AIM OF THE EXERCISE — Where a line holds "rama", copy it.

#### ROWS ####

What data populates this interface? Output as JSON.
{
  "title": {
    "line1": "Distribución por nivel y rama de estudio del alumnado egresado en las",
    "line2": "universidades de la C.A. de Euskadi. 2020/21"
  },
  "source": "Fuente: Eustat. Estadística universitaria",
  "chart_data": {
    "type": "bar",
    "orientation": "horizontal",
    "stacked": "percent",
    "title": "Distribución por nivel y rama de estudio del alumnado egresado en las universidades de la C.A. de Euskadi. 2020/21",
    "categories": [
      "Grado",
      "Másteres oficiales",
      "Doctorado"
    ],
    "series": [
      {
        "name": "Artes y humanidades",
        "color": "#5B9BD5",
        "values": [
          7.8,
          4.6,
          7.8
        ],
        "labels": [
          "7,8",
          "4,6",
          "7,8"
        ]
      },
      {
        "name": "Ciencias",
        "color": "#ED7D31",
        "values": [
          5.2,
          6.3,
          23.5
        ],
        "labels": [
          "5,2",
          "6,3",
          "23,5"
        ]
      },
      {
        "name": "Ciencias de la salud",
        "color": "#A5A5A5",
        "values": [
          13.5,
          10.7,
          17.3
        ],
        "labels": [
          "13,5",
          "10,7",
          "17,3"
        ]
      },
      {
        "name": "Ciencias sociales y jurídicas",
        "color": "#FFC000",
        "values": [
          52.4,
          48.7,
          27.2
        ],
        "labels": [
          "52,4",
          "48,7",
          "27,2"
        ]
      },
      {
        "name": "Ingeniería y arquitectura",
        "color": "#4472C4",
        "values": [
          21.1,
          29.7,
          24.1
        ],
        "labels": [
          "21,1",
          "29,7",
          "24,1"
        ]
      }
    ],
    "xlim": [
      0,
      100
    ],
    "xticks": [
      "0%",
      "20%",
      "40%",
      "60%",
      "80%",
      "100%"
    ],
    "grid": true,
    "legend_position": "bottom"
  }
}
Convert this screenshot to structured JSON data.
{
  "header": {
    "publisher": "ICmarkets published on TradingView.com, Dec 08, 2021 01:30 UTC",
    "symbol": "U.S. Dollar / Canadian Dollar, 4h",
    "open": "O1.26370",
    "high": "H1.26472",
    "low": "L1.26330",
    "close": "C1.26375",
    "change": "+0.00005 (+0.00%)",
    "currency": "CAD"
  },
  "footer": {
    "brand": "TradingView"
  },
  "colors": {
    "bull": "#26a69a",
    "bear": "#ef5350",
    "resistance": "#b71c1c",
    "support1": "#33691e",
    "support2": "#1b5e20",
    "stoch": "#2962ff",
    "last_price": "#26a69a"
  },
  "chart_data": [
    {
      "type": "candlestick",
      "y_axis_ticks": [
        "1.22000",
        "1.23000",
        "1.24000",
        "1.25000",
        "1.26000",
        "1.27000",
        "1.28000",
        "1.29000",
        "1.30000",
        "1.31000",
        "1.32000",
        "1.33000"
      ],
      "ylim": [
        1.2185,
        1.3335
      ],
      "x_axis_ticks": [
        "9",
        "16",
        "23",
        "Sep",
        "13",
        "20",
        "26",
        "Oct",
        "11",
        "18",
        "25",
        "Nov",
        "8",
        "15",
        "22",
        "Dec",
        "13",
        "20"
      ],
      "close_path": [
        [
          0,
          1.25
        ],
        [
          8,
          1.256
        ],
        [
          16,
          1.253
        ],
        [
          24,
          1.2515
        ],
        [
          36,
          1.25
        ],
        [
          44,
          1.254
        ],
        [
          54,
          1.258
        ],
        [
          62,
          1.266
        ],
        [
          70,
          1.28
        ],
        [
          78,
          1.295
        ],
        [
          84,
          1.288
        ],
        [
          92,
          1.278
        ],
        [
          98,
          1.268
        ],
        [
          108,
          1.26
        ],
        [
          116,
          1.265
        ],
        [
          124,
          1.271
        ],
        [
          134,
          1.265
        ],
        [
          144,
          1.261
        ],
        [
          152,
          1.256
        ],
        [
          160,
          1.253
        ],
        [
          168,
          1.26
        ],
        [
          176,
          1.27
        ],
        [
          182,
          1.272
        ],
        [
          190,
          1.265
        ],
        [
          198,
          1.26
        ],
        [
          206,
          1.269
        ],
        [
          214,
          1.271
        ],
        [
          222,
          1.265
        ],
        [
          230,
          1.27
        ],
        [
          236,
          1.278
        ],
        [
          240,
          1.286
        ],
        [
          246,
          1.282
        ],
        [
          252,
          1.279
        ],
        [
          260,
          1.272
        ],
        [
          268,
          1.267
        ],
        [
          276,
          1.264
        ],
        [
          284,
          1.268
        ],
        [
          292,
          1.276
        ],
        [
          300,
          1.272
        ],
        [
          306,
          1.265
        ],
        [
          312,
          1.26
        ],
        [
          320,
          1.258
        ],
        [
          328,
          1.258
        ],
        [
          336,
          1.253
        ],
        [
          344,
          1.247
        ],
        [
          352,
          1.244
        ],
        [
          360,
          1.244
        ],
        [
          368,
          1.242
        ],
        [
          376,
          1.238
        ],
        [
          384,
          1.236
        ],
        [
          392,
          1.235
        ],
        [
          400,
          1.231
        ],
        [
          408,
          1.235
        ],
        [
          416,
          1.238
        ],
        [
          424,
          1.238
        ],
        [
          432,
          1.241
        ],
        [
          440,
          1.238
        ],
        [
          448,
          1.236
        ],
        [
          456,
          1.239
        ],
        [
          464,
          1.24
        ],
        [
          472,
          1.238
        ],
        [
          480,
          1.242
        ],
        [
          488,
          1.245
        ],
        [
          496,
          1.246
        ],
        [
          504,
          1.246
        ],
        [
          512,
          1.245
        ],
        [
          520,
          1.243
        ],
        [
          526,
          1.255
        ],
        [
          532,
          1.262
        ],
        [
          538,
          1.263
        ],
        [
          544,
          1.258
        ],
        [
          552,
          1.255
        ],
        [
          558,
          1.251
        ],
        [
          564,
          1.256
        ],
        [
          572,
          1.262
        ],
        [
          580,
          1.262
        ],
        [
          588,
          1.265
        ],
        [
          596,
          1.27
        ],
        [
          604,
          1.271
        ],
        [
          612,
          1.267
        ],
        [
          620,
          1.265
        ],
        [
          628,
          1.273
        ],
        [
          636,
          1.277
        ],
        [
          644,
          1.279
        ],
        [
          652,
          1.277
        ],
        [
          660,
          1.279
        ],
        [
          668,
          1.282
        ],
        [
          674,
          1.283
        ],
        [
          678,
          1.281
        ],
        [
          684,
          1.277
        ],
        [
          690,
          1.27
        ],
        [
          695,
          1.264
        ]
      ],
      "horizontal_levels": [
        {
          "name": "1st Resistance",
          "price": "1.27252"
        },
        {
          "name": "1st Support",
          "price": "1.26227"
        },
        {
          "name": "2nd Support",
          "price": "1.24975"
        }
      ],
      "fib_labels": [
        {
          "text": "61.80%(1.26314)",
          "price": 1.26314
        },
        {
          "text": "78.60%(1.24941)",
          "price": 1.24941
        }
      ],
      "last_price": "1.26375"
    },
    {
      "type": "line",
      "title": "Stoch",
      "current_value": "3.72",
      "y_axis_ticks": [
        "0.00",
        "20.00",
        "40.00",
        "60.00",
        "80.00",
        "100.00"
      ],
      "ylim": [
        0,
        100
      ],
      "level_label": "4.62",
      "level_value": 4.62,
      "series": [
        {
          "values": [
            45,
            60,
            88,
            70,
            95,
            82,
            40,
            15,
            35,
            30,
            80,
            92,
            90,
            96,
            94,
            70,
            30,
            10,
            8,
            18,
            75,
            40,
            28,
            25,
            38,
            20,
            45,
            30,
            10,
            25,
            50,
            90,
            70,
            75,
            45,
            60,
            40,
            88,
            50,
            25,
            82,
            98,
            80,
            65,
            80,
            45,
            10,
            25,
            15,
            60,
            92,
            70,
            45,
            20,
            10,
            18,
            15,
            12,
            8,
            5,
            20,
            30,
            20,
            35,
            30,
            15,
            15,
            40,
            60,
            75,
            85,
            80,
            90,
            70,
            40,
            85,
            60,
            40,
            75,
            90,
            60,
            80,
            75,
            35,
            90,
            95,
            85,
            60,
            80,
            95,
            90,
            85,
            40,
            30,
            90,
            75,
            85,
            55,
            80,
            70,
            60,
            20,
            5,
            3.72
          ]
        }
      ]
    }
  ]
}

####

RESULT OF THIS EXERCISE —
    "line1": "Distribución por nivel y rama de estudio del alumnado egresado en las",
    "title": "Distribución por nivel y rama de estudio del alumnado egresado en las universidades de la C.A. de Euskadi. 2020/21",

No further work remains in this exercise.